● EXERCISE TASK: Scan the data below for the string "Tales". Show every line where it turns up.

● RECORDED INFORMATION:
::::

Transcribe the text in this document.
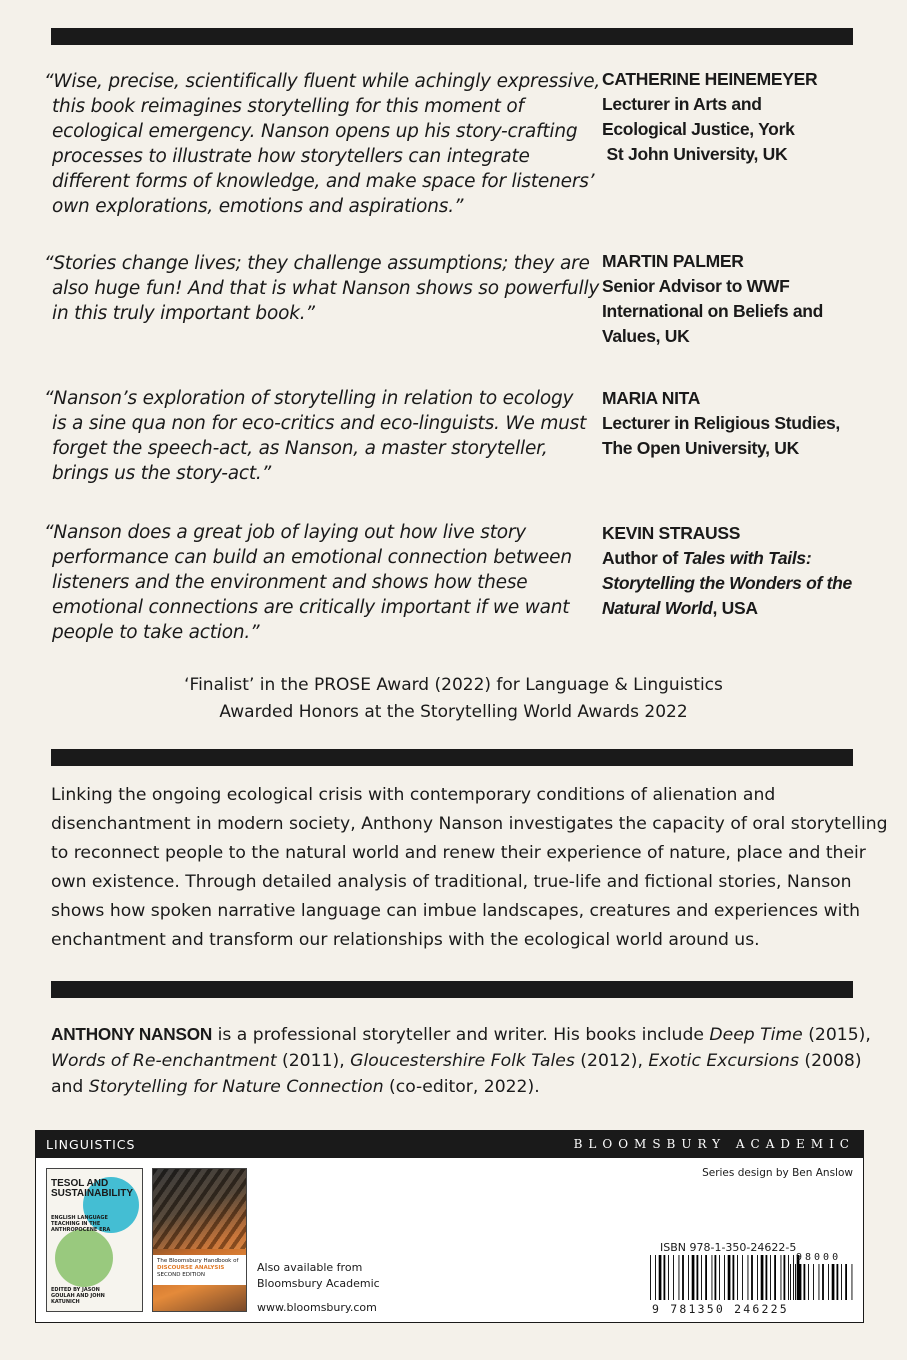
“Wise, precise, scientifically fluent while achingly expressive,
this book reimagines storytelling for this moment of
ecological emergency. Nanson opens up his story-crafting
processes to illustrate how storytellers can integrate
different forms of knowledge, and make space for listeners’
own explorations, emotions and aspirations.”
CATHERINE HEINEMEYER
Lecturer in Arts and
Ecological Justice, York
St John University, UK
“Stories change lives; they challenge assumptions; they are
also huge fun! And that is what Nanson shows so powerfully
in this truly important book.”
MARTIN PALMER
Senior Advisor to WWF
International on Beliefs and
Values, UK
“Nanson’s exploration of storytelling in relation to ecology
is a sine qua non for eco-critics and eco-linguists. We must
forget the speech-act, as Nanson, a master storyteller,
brings us the story-act.”
MARIA NITA
Lecturer in Religious Studies,
The Open University, UK
“Nanson does a great job of laying out how live story
performance can build an emotional connection between
listeners and the environment and shows how these
emotional connections are critically important if we want
people to take action.”
KEVIN STRAUSS
Author of Tales with Tails:
Storytelling the Wonders of the
Natural World, USA
‘Finalist’ in the PROSE Award (2022) for Language & Linguistics
Awarded Honors at the Storytelling World Awards 2022
Linking the ongoing ecological crisis with contemporary conditions of alienation and
disenchantment in modern society, Anthony Nanson investigates the capacity of oral storytelling
to reconnect people to the natural world and renew their experience of nature, place and their
own existence. Through detailed analysis of traditional, true-life and fictional stories, Nanson
shows how spoken narrative language can imbue landscapes, creatures and experiences with
enchantment and transform our relationships with the ecological world around us.
ANTHONY NANSON is a professional storyteller and writer. His books include Deep Time (2015),
Words of Re-enchantment (2011), Gloucestershire Folk Tales (2012), Exotic Excursions (2008)
and Storytelling for Nature Connection (co-editor, 2022).
LINGUISTICS	BLOOMSBURY ACADEMIC
Series design by Ben Anslow
TESOL AND SUSTAINABILITY
ENGLISH LANGUAGE TEACHING IN THE ANTHROPOCENE ERA
EDITED BY JASON GOULAH AND JOHN KATUNICH
The Bloomsbury Handbook of
DISCOURSE ANALYSIS
SECOND EDITION
Also available from
Bloomsbury Academic
www.bloomsbury.com
ISBN 978-1-350-24622-5
98000
9 781350 246225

::::

● PROBLEM SOLUTION:
Author of Tales with Tails:
Words of Re-enchantment (2011), Gloucestershire Folk Tales (2012), Exotic Excursions (2008)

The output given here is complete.